WHAT NEEDS TO BE DONE:
Scan the data for lines with "from" and report the count by itself.

INFORMATION SUPPLIED:

━━━━━━

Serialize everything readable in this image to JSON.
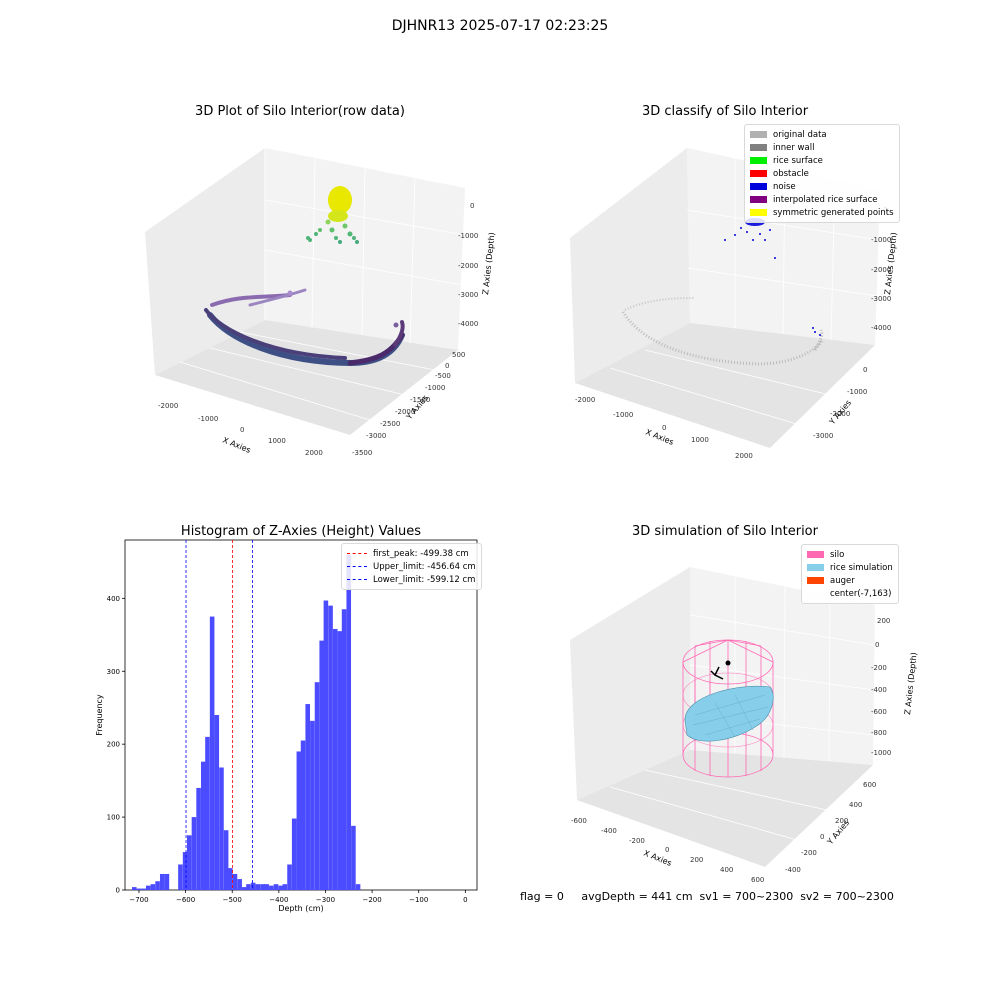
{
  "figure": {
    "suptitle": "DJHNR13 2025-07-17 02:23:25",
    "footer": "flag = 0     avgDepth = 441 cm  sv1 = 700~2300  sv2 = 700~2300"
  },
  "panels": {
    "raw": {
      "title": "3D Plot of Silo Interior(row data)",
      "xlabel": "X Axies",
      "ylabel": "Y Axies",
      "zlabel": "Z Axies (Depth)",
      "xticks": [
        "-2000",
        "-1000",
        "0",
        "1000",
        "2000"
      ],
      "yticks": [
        "500",
        "0",
        "-500",
        "-1000",
        "-1500",
        "-2000",
        "-2500",
        "-3000",
        "-3500"
      ],
      "zticks": [
        "0",
        "-1000",
        "-2000",
        "-3000",
        "-4000"
      ]
    },
    "classify": {
      "title": "3D classify of Silo Interior",
      "xlabel": "X Axies",
      "ylabel": "Y Axies",
      "zlabel": "Z Axies (Depth)",
      "xticks": [
        "-2000",
        "-1000",
        "0",
        "1000",
        "2000"
      ],
      "yticks": [
        "0",
        "-1000",
        "-2000",
        "-3000"
      ],
      "zticks": [
        "0",
        "-1000",
        "-2000",
        "-3000",
        "-4000"
      ],
      "legend": [
        {
          "label": "original data",
          "color": "#b0b0b0"
        },
        {
          "label": "inner wall",
          "color": "#808080"
        },
        {
          "label": "rice surface",
          "color": "#00ee00"
        },
        {
          "label": "obstacle",
          "color": "#ff0000"
        },
        {
          "label": "noise",
          "color": "#0000dd"
        },
        {
          "label": "interpolated rice surface",
          "color": "#800080"
        },
        {
          "label": "symmetric generated points",
          "color": "#ffff00"
        }
      ]
    },
    "simulation": {
      "title": "3D simulation of Silo Interior",
      "xlabel": "X Axies",
      "ylabel": "Y Axies",
      "zlabel": "Z Axies (Depth)",
      "xticks": [
        "-600",
        "-400",
        "-200",
        "0",
        "200",
        "400",
        "600"
      ],
      "yticks": [
        "600",
        "400",
        "200",
        "0",
        "-200",
        "-400"
      ],
      "zticks": [
        "200",
        "0",
        "-200",
        "-400",
        "-600",
        "-800",
        "-1000"
      ],
      "legend": [
        {
          "label": "silo",
          "color": "#ff69b4"
        },
        {
          "label": "rice simulation",
          "color": "#87ceeb"
        },
        {
          "label": "auger",
          "color": "#ff4500"
        },
        {
          "label": "center(-7,163)",
          "color": ""
        }
      ]
    }
  },
  "chart_data": {
    "type": "bar",
    "title": "Histogram of Z-Axies (Height) Values",
    "xlabel": "Depth (cm)",
    "ylabel": "Frequency",
    "xlim": [
      -730,
      25
    ],
    "ylim": [
      0,
      480
    ],
    "xticks": [
      -700,
      -600,
      -500,
      -400,
      -300,
      -200,
      -100,
      0
    ],
    "yticks": [
      0,
      100,
      200,
      300,
      400
    ],
    "bin_width": 9.8,
    "bin_starts": [
      -715,
      -705,
      -695,
      -685,
      -675,
      -665,
      -655,
      -645,
      -636,
      -626,
      -616,
      -606,
      -597,
      -587,
      -577,
      -567,
      -558,
      -548,
      -538,
      -528,
      -518,
      -509,
      -499,
      -489,
      -479,
      -470,
      -460,
      -450,
      -440,
      -431,
      -421,
      -411,
      -401,
      -392,
      -382,
      -372,
      -362,
      -353,
      -343,
      -333,
      -323,
      -313,
      -304,
      -294,
      -284,
      -274,
      -265,
      -255,
      -245,
      -235,
      -226,
      -216,
      -206,
      -196,
      -187,
      -177,
      -167,
      -157,
      -148,
      -138,
      -128,
      -118,
      -108,
      -99,
      -89,
      -79,
      -69,
      -60,
      -50,
      -40,
      -30,
      -21,
      -11
    ],
    "values": [
      4,
      2,
      2,
      6,
      8,
      12,
      22,
      22,
      0,
      0,
      35,
      52,
      75,
      100,
      140,
      176,
      210,
      375,
      240,
      168,
      82,
      30,
      22,
      15,
      4,
      8,
      10,
      8,
      8,
      8,
      6,
      8,
      6,
      8,
      35,
      98,
      190,
      205,
      255,
      232,
      285,
      342,
      397,
      390,
      358,
      355,
      385,
      460,
      88,
      8,
      0,
      0,
      0,
      0,
      0,
      0,
      0,
      0,
      0,
      0,
      0,
      0,
      0,
      0,
      0,
      0,
      0,
      0,
      0,
      0,
      0,
      0,
      0
    ],
    "bar_color": "#4b4bff",
    "vlines": [
      {
        "label": "first_peak: -499.38 cm",
        "x": -499.38,
        "color": "#ff0000"
      },
      {
        "label": "Upper_limit: -456.64 cm",
        "x": -456.64,
        "color": "#0000ff"
      },
      {
        "label": "Lower_limit: -599.12 cm",
        "x": -599.12,
        "color": "#0000ff"
      }
    ],
    "legend_position": "top-right"
  }
}
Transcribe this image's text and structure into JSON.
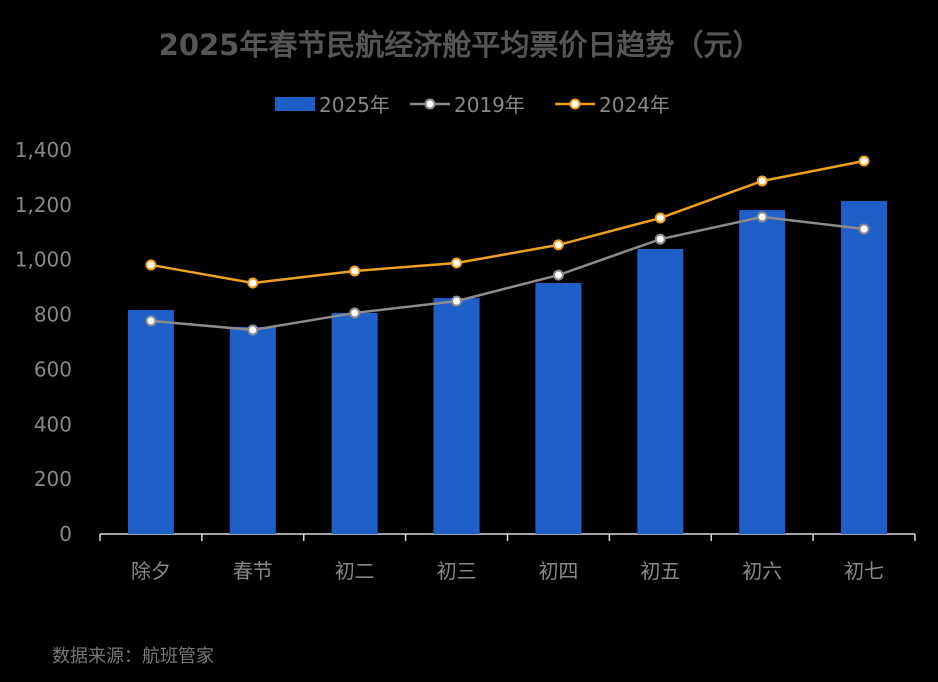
{
  "chart_data": {
    "type": "bar+line",
    "title": "2025年春节民航经济舱平均票价日趋势（元）",
    "categories": [
      "除夕",
      "春节",
      "初二",
      "初三",
      "初四",
      "初五",
      "初六",
      "初七"
    ],
    "series": [
      {
        "name": "2025年",
        "kind": "bar",
        "color": "#1f5fc8",
        "values": [
          817,
          755,
          806,
          860,
          915,
          1039,
          1181,
          1214
        ]
      },
      {
        "name": "2019年",
        "kind": "line",
        "color": "#8c8c8c",
        "values": [
          777,
          744,
          806,
          849,
          944,
          1075,
          1156,
          1112
        ]
      },
      {
        "name": "2024年",
        "kind": "line",
        "color": "#f0a020",
        "values": [
          981,
          915,
          959,
          988,
          1054,
          1152,
          1287,
          1360
        ]
      }
    ],
    "yticks": [
      "0",
      "200",
      "400",
      "600",
      "800",
      "1,000",
      "1,200",
      "1,400"
    ],
    "ylim": [
      0,
      1400
    ],
    "grid": false,
    "legend": "top-center"
  },
  "source": "数据来源：航班管家"
}
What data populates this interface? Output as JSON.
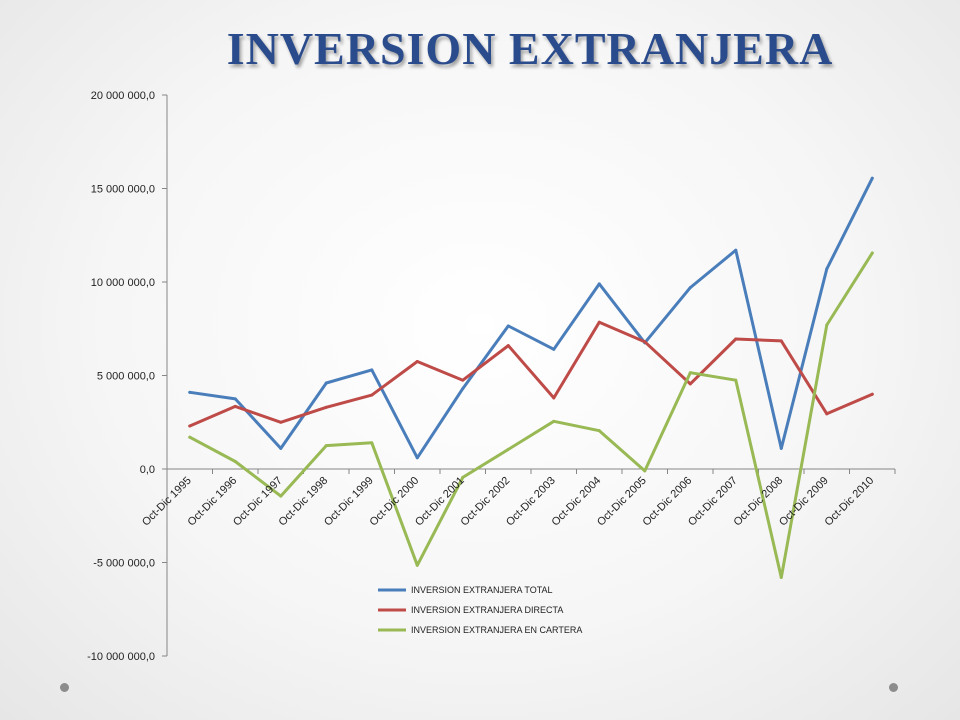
{
  "slide": {
    "title": "INVERSION EXTRANJERA"
  },
  "chart_data": {
    "type": "line",
    "title": "",
    "xlabel": "",
    "ylabel": "",
    "ylim": [
      -10000000,
      20000000
    ],
    "y_ticks": [
      -10000000,
      -5000000,
      0,
      5000000,
      10000000,
      15000000,
      20000000
    ],
    "y_tick_labels": [
      "-10 000 000,0",
      "-5 000 000,0",
      "0,0",
      "5 000 000,0",
      "10 000 000,0",
      "15 000 000,0",
      "20 000 000,0"
    ],
    "categories": [
      "Oct-Dic 1995",
      "Oct-Dic 1996",
      "Oct-Dic 1997",
      "Oct-Dic 1998",
      "Oct-Dic 1999",
      "Oct-Dic 2000",
      "Oct-Dic 2001",
      "Oct-Dic 2002",
      "Oct-Dic 2003",
      "Oct-Dic 2004",
      "Oct-Dic 2005",
      "Oct-Dic 2006",
      "Oct-Dic 2007",
      "Oct-Dic 2008",
      "Oct-Dic 2009",
      "Oct-Dic 2010"
    ],
    "grid": false,
    "legend_position": "bottom",
    "series": [
      {
        "name": "INVERSION EXTRANJERA TOTAL",
        "color": "#4a7ebb",
        "values": [
          4100000,
          3750000,
          1100000,
          4600000,
          5300000,
          600000,
          4300000,
          7650000,
          6400000,
          9900000,
          6750000,
          9700000,
          11700000,
          1100000,
          10700000,
          15550000
        ]
      },
      {
        "name": "INVERSION EXTRANJERA DIRECTA",
        "color": "#be4b48",
        "values": [
          2300000,
          3350000,
          2500000,
          3300000,
          3950000,
          5750000,
          4750000,
          6600000,
          3800000,
          7850000,
          6800000,
          4550000,
          6950000,
          6850000,
          2950000,
          4000000
        ]
      },
      {
        "name": "INVERSION EXTRANJERA EN CARTERA",
        "color": "#98b954",
        "values": [
          1700000,
          400000,
          -1450000,
          1250000,
          1400000,
          -5150000,
          -450000,
          1050000,
          2550000,
          2050000,
          -100000,
          5150000,
          4750000,
          -5800000,
          7700000,
          11550000
        ]
      }
    ]
  }
}
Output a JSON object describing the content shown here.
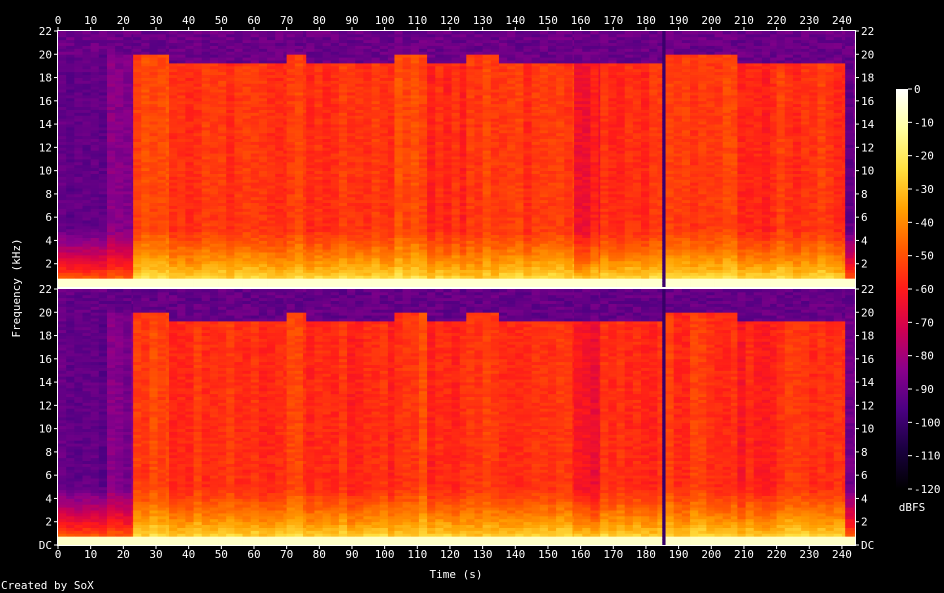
{
  "chart_data": {
    "type": "heatmap",
    "xlabel": "Time (s)",
    "ylabel": "Frequency (kHz)",
    "xlim": [
      0,
      244
    ],
    "ylim": [
      0,
      22
    ],
    "x_ticks": [
      0,
      10,
      20,
      30,
      40,
      50,
      60,
      70,
      80,
      90,
      100,
      110,
      120,
      130,
      140,
      150,
      160,
      170,
      180,
      190,
      200,
      210,
      220,
      230,
      240
    ],
    "y_ticks": [
      {
        "value": 0,
        "label": "DC"
      },
      {
        "value": 2,
        "label": "2"
      },
      {
        "value": 4,
        "label": "4"
      },
      {
        "value": 6,
        "label": "6"
      },
      {
        "value": 8,
        "label": "8"
      },
      {
        "value": 10,
        "label": "10"
      },
      {
        "value": 12,
        "label": "12"
      },
      {
        "value": 14,
        "label": "14"
      },
      {
        "value": 16,
        "label": "16"
      },
      {
        "value": 18,
        "label": "18"
      },
      {
        "value": 20,
        "label": "20"
      },
      {
        "value": 22,
        "label": "22"
      }
    ],
    "channels": 2,
    "colorbar": {
      "label": "dBFS",
      "range": [
        -120,
        0
      ],
      "ticks": [
        0,
        -10,
        -20,
        -30,
        -40,
        -50,
        -60,
        -70,
        -80,
        -90,
        -100,
        -110,
        -120
      ],
      "colors": [
        "#000000",
        "#1a0040",
        "#4b0082",
        "#8b008b",
        "#d00050",
        "#ff1a1a",
        "#ff5a00",
        "#ffa000",
        "#ffe040",
        "#ffffa0",
        "#ffffff"
      ]
    },
    "segments": [
      {
        "start": 0,
        "end": 15,
        "cutoff_khz": 19.8,
        "body_db": -92,
        "low_db": -30
      },
      {
        "start": 15,
        "end": 23,
        "cutoff_khz": 19.8,
        "body_db": -85,
        "low_db": -30
      },
      {
        "start": 23,
        "end": 34,
        "cutoff_khz": 19.8,
        "body_db": -52,
        "low_db": -12
      },
      {
        "start": 34,
        "end": 70,
        "cutoff_khz": 19.2,
        "body_db": -55,
        "low_db": -12
      },
      {
        "start": 70,
        "end": 76,
        "cutoff_khz": 19.8,
        "body_db": -52,
        "low_db": -12
      },
      {
        "start": 76,
        "end": 103,
        "cutoff_khz": 19.2,
        "body_db": -56,
        "low_db": -12
      },
      {
        "start": 103,
        "end": 113,
        "cutoff_khz": 19.8,
        "body_db": -52,
        "low_db": -12
      },
      {
        "start": 113,
        "end": 125,
        "cutoff_khz": 19.2,
        "body_db": -57,
        "low_db": -12
      },
      {
        "start": 125,
        "end": 135,
        "cutoff_khz": 19.8,
        "body_db": -54,
        "low_db": -18
      },
      {
        "start": 135,
        "end": 158,
        "cutoff_khz": 19.2,
        "body_db": -55,
        "low_db": -12
      },
      {
        "start": 158,
        "end": 166,
        "cutoff_khz": 19.2,
        "body_db": -62,
        "low_db": -14
      },
      {
        "start": 166,
        "end": 185,
        "cutoff_khz": 19.2,
        "body_db": -56,
        "low_db": -12
      },
      {
        "start": 185,
        "end": 186,
        "cutoff_khz": 0,
        "body_db": -100,
        "low_db": -100
      },
      {
        "start": 186,
        "end": 208,
        "cutoff_khz": 19.8,
        "body_db": -54,
        "low_db": -12
      },
      {
        "start": 208,
        "end": 220,
        "cutoff_khz": 19.2,
        "body_db": -58,
        "low_db": -12
      },
      {
        "start": 220,
        "end": 241,
        "cutoff_khz": 19.2,
        "body_db": -55,
        "low_db": -12
      },
      {
        "start": 241,
        "end": 244,
        "cutoff_khz": 19.8,
        "body_db": -90,
        "low_db": -30
      }
    ]
  },
  "credit": "Created by SoX"
}
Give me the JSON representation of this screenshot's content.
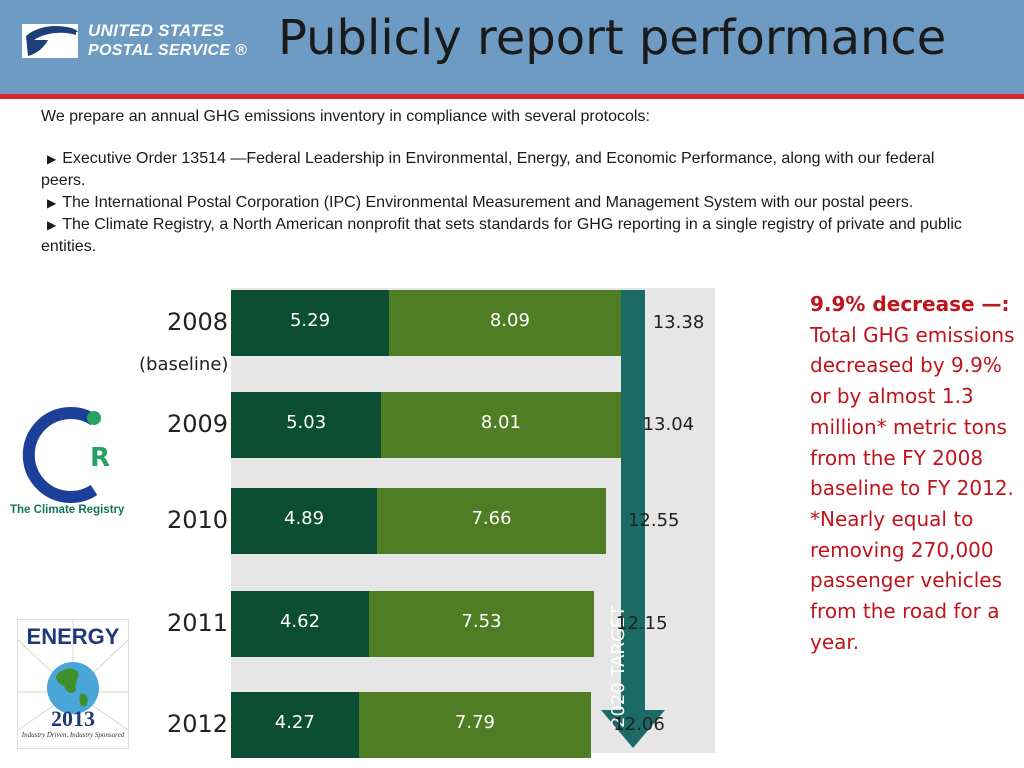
{
  "header": {
    "logo_line1": "UNITED STATES",
    "logo_line2": "POSTAL SERVICE ®",
    "title": "Publicly report performance"
  },
  "intro": "We prepare an annual GHG emissions inventory in compliance with several protocols:",
  "bullets": [
    "Executive Order 13514 —Federal Leadership in Environmental, Energy, and Economic Performance, along with our federal peers.",
    "The International Postal Corporation (IPC) Environmental Measurement and Management System with our postal peers.",
    "The Climate Registry, a North American nonprofit that sets standards for GHG reporting in a single registry of private and public entities."
  ],
  "chart_data": {
    "type": "bar",
    "orientation": "horizontal",
    "stacked": true,
    "categories": [
      "2008",
      "2009",
      "2010",
      "2011",
      "2012"
    ],
    "category_note": "(baseline)",
    "series": [
      {
        "values": [
          5.29,
          5.03,
          4.89,
          4.62,
          4.27
        ],
        "color": "#0b4e33"
      },
      {
        "values": [
          8.09,
          8.01,
          7.66,
          7.53,
          7.79
        ],
        "color": "#4e7d24"
      }
    ],
    "totals": [
      "13.38",
      "13.04",
      "12.55",
      "12.15",
      "12.06"
    ],
    "xlim": [
      0,
      16.2
    ],
    "annotation": "2020 TARGET",
    "annotation_color": "#1b6a66",
    "background_color": "#e6e6e6"
  },
  "side_note": {
    "heading": "9.9% decrease —:",
    "body": "Total GHG emissions decreased by 9.9% or by almost 1.3 million* metric tons from the FY 2008 baseline to FY 2012.",
    "footnote": "*Nearly equal to removing 270,000 passenger vehicles from the road for a year."
  },
  "logos": {
    "climate_registry_name": "The Climate Registry",
    "climate_registry_letter": "R",
    "energy_word": "ENERGY",
    "energy_year": "2013",
    "energy_tagline": "Industry Driven, Industry Sponsored"
  }
}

━━━━━━

SOLVED EXERCISE:
2